>> start

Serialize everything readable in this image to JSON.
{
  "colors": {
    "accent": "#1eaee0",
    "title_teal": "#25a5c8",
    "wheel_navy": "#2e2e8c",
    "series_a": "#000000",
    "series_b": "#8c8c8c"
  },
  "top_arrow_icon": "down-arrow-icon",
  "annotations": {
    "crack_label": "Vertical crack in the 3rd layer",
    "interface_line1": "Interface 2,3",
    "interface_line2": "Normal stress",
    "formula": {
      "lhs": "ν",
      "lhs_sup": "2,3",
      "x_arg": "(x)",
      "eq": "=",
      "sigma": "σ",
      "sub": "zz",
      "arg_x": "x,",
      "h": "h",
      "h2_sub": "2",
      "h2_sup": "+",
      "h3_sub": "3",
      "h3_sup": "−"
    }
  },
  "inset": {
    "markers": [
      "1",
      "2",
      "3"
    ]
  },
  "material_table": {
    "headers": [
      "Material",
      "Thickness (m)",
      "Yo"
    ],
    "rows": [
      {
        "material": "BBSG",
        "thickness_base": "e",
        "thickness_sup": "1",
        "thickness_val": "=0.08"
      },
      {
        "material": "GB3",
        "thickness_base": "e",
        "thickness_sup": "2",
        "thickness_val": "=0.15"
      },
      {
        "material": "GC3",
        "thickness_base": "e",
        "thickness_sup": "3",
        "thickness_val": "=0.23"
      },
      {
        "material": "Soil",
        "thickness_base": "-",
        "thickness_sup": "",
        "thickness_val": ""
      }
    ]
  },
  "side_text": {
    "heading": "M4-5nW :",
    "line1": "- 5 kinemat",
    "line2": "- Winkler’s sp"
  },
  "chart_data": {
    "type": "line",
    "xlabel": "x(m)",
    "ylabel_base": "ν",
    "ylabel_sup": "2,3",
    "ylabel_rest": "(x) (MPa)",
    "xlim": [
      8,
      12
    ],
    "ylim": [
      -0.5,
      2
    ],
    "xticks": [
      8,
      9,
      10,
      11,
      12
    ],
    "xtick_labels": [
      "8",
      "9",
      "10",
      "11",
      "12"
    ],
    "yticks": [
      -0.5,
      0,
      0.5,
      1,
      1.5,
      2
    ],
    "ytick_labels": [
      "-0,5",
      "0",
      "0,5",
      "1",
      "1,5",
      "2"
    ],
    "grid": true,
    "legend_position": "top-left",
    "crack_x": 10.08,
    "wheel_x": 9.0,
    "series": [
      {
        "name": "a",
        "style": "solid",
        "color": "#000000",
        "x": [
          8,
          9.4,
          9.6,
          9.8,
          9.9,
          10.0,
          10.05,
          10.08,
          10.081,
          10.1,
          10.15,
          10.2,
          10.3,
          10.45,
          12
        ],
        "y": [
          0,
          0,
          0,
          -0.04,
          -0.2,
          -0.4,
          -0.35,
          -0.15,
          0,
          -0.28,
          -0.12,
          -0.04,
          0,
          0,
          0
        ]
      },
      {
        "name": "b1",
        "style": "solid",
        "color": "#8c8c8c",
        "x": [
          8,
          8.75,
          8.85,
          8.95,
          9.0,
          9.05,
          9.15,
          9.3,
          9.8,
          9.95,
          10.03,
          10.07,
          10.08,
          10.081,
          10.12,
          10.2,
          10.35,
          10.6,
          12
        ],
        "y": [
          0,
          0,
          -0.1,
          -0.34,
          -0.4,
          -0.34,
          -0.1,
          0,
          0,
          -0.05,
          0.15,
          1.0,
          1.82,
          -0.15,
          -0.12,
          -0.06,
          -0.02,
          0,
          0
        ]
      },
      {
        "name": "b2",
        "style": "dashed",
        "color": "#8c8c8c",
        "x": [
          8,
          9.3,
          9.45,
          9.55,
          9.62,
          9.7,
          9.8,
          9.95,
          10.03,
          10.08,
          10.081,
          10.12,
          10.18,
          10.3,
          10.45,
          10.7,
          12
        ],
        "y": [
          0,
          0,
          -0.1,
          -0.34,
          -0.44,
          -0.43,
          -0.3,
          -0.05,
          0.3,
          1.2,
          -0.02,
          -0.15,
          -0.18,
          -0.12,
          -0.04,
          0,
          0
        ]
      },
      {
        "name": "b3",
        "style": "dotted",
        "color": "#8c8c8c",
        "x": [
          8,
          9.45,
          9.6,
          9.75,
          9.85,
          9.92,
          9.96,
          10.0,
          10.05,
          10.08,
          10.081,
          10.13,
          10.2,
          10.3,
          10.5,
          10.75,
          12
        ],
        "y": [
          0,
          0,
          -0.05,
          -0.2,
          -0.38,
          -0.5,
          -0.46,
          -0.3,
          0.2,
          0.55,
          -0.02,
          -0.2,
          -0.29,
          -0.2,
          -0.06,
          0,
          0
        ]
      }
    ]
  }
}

>> end

What to do :: Copy the material above verbatim.

Answer below ::
Serialize everything readable in this image to JSON.
{
  "colors": {
    "accent": "#1eaee0",
    "title_teal": "#25a5c8",
    "wheel_navy": "#2e2e8c",
    "series_a": "#000000",
    "series_b": "#8c8c8c"
  },
  "top_arrow_icon": "down-arrow-icon",
  "annotations": {
    "crack_label": "Vertical crack in the 3rd layer",
    "interface_line1": "Interface 2,3",
    "interface_line2": "Normal stress",
    "formula": {
      "lhs": "ν",
      "lhs_sup": "2,3",
      "x_arg": "(x)",
      "eq": "=",
      "sigma": "σ",
      "sub": "zz",
      "arg_x": "x,",
      "h": "h",
      "h2_sub": "2",
      "h2_sup": "+",
      "h3_sub": "3",
      "h3_sup": "−"
    }
  },
  "inset": {
    "markers": [
      "1",
      "2",
      "3"
    ]
  },
  "material_table": {
    "headers": [
      "Material",
      "Thickness (m)",
      "Yo"
    ],
    "rows": [
      {
        "material": "BBSG",
        "thickness_base": "e",
        "thickness_sup": "1",
        "thickness_val": "=0.08"
      },
      {
        "material": "GB3",
        "thickness_base": "e",
        "thickness_sup": "2",
        "thickness_val": "=0.15"
      },
      {
        "material": "GC3",
        "thickness_base": "e",
        "thickness_sup": "3",
        "thickness_val": "=0.23"
      },
      {
        "material": "Soil",
        "thickness_base": "-",
        "thickness_sup": "",
        "thickness_val": ""
      }
    ]
  },
  "side_text": {
    "heading": "M4-5nW :",
    "line1": "- 5 kinemat",
    "line2": "- Winkler’s sp"
  },
  "chart_data": {
    "type": "line",
    "xlabel": "x(m)",
    "ylabel_base": "ν",
    "ylabel_sup": "2,3",
    "ylabel_rest": "(x) (MPa)",
    "xlim": [
      8,
      12
    ],
    "ylim": [
      -0.5,
      2
    ],
    "xticks": [
      8,
      9,
      10,
      11,
      12
    ],
    "xtick_labels": [
      "8",
      "9",
      "10",
      "11",
      "12"
    ],
    "yticks": [
      -0.5,
      0,
      0.5,
      1,
      1.5,
      2
    ],
    "ytick_labels": [
      "-0,5",
      "0",
      "0,5",
      "1",
      "1,5",
      "2"
    ],
    "grid": true,
    "legend_position": "top-left",
    "crack_x": 10.08,
    "wheel_x": 9.0,
    "series": [
      {
        "name": "a",
        "style": "solid",
        "color": "#000000",
        "x": [
          8,
          9.4,
          9.6,
          9.8,
          9.9,
          10.0,
          10.05,
          10.08,
          10.081,
          10.1,
          10.15,
          10.2,
          10.3,
          10.45,
          12
        ],
        "y": [
          0,
          0,
          0,
          -0.04,
          -0.2,
          -0.4,
          -0.35,
          -0.15,
          0,
          -0.28,
          -0.12,
          -0.04,
          0,
          0,
          0
        ]
      },
      {
        "name": "b1",
        "style": "solid",
        "color": "#8c8c8c",
        "x": [
          8,
          8.75,
          8.85,
          8.95,
          9.0,
          9.05,
          9.15,
          9.3,
          9.8,
          9.95,
          10.03,
          10.07,
          10.08,
          10.081,
          10.12,
          10.2,
          10.35,
          10.6,
          12
        ],
        "y": [
          0,
          0,
          -0.1,
          -0.34,
          -0.4,
          -0.34,
          -0.1,
          0,
          0,
          -0.05,
          0.15,
          1.0,
          1.82,
          -0.15,
          -0.12,
          -0.06,
          -0.02,
          0,
          0
        ]
      },
      {
        "name": "b2",
        "style": "dashed",
        "color": "#8c8c8c",
        "x": [
          8,
          9.3,
          9.45,
          9.55,
          9.62,
          9.7,
          9.8,
          9.95,
          10.03,
          10.08,
          10.081,
          10.12,
          10.18,
          10.3,
          10.45,
          10.7,
          12
        ],
        "y": [
          0,
          0,
          -0.1,
          -0.34,
          -0.44,
          -0.43,
          -0.3,
          -0.05,
          0.3,
          1.2,
          -0.02,
          -0.15,
          -0.18,
          -0.12,
          -0.04,
          0,
          0
        ]
      },
      {
        "name": "b3",
        "style": "dotted",
        "color": "#8c8c8c",
        "x": [
          8,
          9.45,
          9.6,
          9.75,
          9.85,
          9.92,
          9.96,
          10.0,
          10.05,
          10.08,
          10.081,
          10.13,
          10.2,
          10.3,
          10.5,
          10.75,
          12
        ],
        "y": [
          0,
          0,
          -0.05,
          -0.2,
          -0.38,
          -0.5,
          -0.46,
          -0.3,
          0.2,
          0.55,
          -0.02,
          -0.2,
          -0.29,
          -0.2,
          -0.06,
          0,
          0
        ]
      }
    ]
  }
}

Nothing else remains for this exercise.